▶ What needs to be done
Arrange the lines of the listing as a numbered list, from the start of the listing through the line containing "comment-author[interactable]: Quince Jane", with both ends included and any blank lines left out.

━━━━━━

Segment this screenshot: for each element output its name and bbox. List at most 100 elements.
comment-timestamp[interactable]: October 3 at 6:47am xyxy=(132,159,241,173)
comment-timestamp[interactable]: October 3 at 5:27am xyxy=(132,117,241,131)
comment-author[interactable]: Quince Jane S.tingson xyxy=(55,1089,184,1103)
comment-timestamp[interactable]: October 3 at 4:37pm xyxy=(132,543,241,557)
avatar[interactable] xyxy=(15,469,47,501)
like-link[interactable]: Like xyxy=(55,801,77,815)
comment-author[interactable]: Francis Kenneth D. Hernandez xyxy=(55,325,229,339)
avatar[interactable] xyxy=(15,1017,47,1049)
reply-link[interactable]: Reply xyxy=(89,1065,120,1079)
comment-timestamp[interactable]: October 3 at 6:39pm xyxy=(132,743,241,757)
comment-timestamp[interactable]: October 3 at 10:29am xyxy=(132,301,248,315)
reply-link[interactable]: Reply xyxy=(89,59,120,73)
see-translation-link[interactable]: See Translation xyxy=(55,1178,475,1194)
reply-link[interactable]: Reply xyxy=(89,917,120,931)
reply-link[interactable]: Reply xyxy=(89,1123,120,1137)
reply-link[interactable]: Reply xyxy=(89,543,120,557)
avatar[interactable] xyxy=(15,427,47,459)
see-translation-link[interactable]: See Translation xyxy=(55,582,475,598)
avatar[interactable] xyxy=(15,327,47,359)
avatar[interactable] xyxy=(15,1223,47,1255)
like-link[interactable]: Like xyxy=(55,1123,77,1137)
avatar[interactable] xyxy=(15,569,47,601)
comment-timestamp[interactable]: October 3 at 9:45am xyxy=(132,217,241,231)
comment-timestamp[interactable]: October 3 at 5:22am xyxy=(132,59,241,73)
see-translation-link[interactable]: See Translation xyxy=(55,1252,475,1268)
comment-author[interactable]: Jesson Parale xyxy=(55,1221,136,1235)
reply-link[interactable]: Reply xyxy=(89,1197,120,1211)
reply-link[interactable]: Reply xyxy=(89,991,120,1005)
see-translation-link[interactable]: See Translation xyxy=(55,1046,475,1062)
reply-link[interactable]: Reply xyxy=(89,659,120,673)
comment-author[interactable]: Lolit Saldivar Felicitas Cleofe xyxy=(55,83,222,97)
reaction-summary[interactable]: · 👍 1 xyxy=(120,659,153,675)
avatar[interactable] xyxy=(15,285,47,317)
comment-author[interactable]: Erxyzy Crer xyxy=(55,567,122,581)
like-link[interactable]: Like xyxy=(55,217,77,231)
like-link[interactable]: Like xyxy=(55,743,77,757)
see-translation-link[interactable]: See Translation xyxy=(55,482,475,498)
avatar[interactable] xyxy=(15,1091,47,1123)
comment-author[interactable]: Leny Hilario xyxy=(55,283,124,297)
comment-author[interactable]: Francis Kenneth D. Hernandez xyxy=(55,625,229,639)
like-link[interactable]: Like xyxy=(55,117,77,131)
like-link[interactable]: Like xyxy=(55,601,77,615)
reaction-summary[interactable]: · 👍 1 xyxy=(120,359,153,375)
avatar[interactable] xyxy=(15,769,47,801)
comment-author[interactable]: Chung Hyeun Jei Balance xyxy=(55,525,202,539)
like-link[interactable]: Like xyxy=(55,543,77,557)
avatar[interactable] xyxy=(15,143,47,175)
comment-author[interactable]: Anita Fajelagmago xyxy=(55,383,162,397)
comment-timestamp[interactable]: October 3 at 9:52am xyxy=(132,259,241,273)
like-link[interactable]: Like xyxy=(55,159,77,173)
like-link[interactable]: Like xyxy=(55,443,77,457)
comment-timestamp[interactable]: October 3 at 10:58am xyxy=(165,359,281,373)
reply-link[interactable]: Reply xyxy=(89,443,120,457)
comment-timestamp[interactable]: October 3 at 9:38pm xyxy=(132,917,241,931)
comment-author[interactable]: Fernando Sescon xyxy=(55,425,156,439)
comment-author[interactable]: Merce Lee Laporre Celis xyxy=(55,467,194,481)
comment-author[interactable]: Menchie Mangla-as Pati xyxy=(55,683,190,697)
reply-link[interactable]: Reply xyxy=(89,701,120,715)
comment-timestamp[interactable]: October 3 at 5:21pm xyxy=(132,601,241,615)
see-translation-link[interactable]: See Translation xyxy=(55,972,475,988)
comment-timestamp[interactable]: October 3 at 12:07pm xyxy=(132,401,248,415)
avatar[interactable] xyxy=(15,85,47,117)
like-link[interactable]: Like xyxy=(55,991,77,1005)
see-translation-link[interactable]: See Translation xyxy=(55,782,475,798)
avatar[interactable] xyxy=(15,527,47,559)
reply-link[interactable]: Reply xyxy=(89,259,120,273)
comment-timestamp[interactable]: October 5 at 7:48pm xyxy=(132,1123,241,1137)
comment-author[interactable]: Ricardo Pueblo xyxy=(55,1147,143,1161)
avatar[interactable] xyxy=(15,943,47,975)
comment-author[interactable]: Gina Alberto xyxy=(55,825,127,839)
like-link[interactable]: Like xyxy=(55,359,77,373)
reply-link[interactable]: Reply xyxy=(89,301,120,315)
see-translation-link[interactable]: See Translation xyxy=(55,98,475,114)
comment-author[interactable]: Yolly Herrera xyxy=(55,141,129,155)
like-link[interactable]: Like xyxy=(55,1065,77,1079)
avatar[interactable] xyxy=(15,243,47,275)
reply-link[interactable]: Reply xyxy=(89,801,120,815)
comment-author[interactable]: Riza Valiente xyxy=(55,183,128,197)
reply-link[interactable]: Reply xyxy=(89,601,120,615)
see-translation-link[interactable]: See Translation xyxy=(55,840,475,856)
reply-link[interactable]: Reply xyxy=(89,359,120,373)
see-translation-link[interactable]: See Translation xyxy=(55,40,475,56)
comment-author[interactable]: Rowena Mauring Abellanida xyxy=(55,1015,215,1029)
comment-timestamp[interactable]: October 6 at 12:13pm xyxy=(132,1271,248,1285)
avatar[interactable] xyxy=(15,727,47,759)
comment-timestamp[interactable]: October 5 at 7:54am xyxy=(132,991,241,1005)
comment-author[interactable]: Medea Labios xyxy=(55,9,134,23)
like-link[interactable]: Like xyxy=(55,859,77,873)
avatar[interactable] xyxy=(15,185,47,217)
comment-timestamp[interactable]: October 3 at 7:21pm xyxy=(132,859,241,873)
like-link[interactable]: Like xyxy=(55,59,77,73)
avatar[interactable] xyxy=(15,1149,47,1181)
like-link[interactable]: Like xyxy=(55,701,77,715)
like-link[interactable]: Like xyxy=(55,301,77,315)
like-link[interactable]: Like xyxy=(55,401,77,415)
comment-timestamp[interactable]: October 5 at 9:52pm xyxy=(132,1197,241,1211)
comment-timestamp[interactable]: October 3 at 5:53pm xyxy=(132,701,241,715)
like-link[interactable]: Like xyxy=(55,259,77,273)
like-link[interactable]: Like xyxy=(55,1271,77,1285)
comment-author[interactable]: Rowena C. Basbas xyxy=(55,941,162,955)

━━━━━━

▶ Exercise answer
1. Segment this screenshot: for each element output its name and bbox. List at most 100 elements.
2. comment-timestamp[interactable]: October 3 at 6:47am xyxy=(132,159,241,173)
3. comment-timestamp[interactable]: October 3 at 5:27am xyxy=(132,117,241,131)
4. comment-author[interactable]: Quince Jane S.tingson xyxy=(55,1089,184,1103)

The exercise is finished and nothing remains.